A run of records:
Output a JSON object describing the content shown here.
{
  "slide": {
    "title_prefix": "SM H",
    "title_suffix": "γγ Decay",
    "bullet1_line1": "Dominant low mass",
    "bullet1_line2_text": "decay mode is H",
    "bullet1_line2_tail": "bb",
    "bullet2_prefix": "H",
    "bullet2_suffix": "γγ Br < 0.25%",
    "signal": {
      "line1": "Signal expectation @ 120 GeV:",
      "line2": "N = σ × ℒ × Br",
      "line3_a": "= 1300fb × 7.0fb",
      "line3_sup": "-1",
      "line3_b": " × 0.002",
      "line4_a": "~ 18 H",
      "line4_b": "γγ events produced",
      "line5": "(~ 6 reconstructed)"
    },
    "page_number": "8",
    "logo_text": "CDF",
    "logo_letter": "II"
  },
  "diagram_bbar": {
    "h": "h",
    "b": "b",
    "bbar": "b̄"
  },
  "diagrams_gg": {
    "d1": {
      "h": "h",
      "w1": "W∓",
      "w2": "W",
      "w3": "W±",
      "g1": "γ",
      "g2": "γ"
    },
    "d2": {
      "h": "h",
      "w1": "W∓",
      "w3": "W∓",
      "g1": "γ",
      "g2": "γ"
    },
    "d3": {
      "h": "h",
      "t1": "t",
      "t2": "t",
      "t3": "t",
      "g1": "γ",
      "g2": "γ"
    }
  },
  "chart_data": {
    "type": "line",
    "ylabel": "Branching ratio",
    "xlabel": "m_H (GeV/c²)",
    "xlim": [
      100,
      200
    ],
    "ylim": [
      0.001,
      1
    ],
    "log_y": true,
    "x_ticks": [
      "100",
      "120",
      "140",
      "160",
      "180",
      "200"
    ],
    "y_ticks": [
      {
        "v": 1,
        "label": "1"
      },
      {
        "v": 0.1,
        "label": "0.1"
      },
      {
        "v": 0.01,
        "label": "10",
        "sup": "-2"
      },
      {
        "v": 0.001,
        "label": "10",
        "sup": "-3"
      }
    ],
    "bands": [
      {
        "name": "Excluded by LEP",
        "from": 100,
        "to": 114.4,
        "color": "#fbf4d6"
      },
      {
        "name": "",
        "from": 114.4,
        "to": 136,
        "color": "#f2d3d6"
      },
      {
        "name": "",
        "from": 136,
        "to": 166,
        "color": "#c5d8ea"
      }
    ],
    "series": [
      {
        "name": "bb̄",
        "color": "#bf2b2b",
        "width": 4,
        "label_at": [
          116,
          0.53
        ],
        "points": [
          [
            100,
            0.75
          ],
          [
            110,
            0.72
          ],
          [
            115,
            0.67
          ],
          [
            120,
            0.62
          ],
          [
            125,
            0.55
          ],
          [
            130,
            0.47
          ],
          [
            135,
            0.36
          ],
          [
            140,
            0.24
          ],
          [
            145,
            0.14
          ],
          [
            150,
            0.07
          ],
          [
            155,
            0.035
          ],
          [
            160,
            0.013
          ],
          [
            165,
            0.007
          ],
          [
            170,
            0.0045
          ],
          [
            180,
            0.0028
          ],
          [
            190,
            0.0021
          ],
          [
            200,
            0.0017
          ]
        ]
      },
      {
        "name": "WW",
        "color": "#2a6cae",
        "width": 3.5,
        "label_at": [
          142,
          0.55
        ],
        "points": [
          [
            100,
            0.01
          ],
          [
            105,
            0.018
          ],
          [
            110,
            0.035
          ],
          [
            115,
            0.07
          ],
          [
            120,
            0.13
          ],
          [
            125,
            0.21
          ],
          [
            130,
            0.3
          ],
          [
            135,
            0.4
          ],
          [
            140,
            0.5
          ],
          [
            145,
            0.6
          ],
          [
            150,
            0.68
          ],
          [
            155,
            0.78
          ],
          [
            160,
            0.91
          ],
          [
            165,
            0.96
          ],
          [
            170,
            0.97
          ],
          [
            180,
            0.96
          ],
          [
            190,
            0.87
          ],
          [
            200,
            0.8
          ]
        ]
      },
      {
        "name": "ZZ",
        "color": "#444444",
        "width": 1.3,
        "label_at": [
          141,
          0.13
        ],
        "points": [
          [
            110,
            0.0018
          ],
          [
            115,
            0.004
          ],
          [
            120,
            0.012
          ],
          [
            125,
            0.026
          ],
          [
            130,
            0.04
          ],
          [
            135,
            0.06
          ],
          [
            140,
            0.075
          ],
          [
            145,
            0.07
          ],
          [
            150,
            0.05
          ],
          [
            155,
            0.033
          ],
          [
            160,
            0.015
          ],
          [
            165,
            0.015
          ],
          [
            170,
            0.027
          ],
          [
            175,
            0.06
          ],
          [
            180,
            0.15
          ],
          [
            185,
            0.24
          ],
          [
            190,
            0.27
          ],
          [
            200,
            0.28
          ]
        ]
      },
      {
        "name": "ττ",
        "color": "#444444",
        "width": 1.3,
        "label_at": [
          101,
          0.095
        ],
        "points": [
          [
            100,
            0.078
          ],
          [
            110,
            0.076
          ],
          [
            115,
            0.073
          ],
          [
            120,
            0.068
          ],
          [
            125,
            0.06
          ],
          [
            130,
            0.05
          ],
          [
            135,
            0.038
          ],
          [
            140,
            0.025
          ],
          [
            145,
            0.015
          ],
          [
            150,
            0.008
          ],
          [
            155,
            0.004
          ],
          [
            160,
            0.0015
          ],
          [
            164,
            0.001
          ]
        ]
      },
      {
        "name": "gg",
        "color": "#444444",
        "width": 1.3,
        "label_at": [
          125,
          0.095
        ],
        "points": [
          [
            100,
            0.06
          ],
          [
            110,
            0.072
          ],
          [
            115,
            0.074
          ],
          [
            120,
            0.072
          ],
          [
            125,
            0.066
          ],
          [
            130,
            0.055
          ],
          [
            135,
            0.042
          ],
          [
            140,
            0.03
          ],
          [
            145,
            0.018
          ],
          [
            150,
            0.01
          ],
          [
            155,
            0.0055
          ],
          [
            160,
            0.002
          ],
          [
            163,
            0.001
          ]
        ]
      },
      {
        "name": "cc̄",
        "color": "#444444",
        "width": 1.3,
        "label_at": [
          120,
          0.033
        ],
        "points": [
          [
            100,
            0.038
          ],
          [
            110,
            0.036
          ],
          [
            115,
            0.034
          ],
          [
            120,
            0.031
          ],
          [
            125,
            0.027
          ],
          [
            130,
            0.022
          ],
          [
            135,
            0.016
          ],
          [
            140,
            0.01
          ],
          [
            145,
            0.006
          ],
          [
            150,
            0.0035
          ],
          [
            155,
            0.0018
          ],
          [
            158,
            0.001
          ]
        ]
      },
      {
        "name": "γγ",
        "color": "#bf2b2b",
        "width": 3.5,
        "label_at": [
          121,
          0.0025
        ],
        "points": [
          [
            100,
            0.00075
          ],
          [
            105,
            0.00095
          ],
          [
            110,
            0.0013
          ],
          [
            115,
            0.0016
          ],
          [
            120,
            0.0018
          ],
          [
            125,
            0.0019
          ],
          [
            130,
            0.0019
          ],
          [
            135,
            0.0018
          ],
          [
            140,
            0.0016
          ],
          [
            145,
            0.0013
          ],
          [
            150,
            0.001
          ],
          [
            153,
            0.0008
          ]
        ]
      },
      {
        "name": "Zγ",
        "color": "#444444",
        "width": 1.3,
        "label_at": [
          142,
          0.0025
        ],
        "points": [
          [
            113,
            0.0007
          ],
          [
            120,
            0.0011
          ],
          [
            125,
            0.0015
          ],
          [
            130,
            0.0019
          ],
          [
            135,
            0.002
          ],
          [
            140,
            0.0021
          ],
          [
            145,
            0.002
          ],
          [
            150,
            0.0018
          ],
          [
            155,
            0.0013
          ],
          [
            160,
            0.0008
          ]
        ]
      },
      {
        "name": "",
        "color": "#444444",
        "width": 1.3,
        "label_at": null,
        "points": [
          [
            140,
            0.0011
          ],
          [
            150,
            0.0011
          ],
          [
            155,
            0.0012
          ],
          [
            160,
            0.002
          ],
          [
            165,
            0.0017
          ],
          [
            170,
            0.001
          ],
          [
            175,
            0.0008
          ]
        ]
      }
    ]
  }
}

* [WHAT IS BEING ASKED]: Whichever lines contain the string "name", select and copy them.

* [RESULT]:
        "name": "Excluded by LEP",
        "name": "",
        "name": "",
        "name": "bb̄",
        "name": "WW",
        "name": "ZZ",
        "name": "ττ",
        "name": "gg",
        "name": "cc̄",
        "name": "γγ",
        "name": "Zγ",
        "name": "",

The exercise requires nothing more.